◆ EXERCISE DIRECTIONS:
Reproduce the entire listing word for word.

— Start SOURCE MATERIAL —

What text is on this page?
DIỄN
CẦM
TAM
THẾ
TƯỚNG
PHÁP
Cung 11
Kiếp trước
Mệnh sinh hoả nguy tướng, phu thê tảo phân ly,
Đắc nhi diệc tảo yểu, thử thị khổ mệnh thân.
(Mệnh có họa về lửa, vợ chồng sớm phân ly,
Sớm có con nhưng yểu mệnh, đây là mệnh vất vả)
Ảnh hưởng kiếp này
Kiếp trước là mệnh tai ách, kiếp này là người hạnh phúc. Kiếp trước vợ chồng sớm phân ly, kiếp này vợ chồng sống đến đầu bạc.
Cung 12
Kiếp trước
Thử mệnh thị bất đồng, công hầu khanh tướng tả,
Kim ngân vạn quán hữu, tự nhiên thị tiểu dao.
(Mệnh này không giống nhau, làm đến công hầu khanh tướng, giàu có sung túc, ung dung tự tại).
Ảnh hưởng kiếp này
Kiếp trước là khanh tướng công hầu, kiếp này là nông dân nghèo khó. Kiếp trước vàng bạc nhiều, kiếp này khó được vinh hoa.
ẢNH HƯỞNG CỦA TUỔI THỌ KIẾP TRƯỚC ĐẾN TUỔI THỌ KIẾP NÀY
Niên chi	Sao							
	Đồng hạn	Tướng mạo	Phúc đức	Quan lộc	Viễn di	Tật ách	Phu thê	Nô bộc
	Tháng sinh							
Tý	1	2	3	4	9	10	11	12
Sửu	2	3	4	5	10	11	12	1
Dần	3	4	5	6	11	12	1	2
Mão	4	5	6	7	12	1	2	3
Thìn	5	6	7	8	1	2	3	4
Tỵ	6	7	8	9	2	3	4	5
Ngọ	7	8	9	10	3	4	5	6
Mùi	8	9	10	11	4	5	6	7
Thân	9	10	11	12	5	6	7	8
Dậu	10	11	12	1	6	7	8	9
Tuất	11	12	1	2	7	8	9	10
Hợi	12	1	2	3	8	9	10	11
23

— End SOURCE MATERIAL —

◆ SOLUTION TO THIS TASK:
What text is on this page?
DIỄN
CẦM
TAM
THẾ
TƯỚNG
PHÁP
Cung 11
Kiếp trước
Mệnh sinh hoả nguy tướng, phu thê tảo phân ly,
Đắc nhi diệc tảo yểu, thử thị khổ mệnh thân.
(Mệnh có họa về lửa, vợ chồng sớm phân ly,
Sớm có con nhưng yểu mệnh, đây là mệnh vất vả)
Ảnh hưởng kiếp này
Kiếp trước là mệnh tai ách, kiếp này là người hạnh phúc. Kiếp trước vợ chồng sớm phân ly, kiếp này vợ chồng sống đến đầu bạc.
Cung 12
Kiếp trước
Thử mệnh thị bất đồng, công hầu khanh tướng tả,
Kim ngân vạn quán hữu, tự nhiên thị tiểu dao.
(Mệnh này không giống nhau, làm đến công hầu khanh tướng, giàu có sung túc, ung dung tự tại).
Ảnh hưởng kiếp này
Kiếp trước là khanh tướng công hầu, kiếp này là nông dân nghèo khó. Kiếp trước vàng bạc nhiều, kiếp này khó được vinh hoa.
ẢNH HƯỞNG CỦA TUỔI THỌ KIẾP TRƯỚC ĐẾN TUỔI THỌ KIẾP NÀY
Niên chi	Sao							
	Đồng hạn	Tướng mạo	Phúc đức	Quan lộc	Viễn di	Tật ách	Phu thê	Nô bộc
	Tháng sinh							
Tý	1	2	3	4	9	10	11	12
Sửu	2	3	4	5	10	11	12	1
Dần	3	4	5	6	11	12	1	2
Mão	4	5	6	7	12	1	2	3
Thìn	5	6	7	8	1	2	3	4
Tỵ	6	7	8	9	2	3	4	5
Ngọ	7	8	9	10	3	4	5	6
Mùi	8	9	10	11	4	5	6	7
Thân	9	10	11	12	5	6	7	8
Dậu	10	11	12	1	6	7	8	9
Tuất	11	12	1	2	7	8	9	10
Hợi	12	1	2	3	8	9	10	11
23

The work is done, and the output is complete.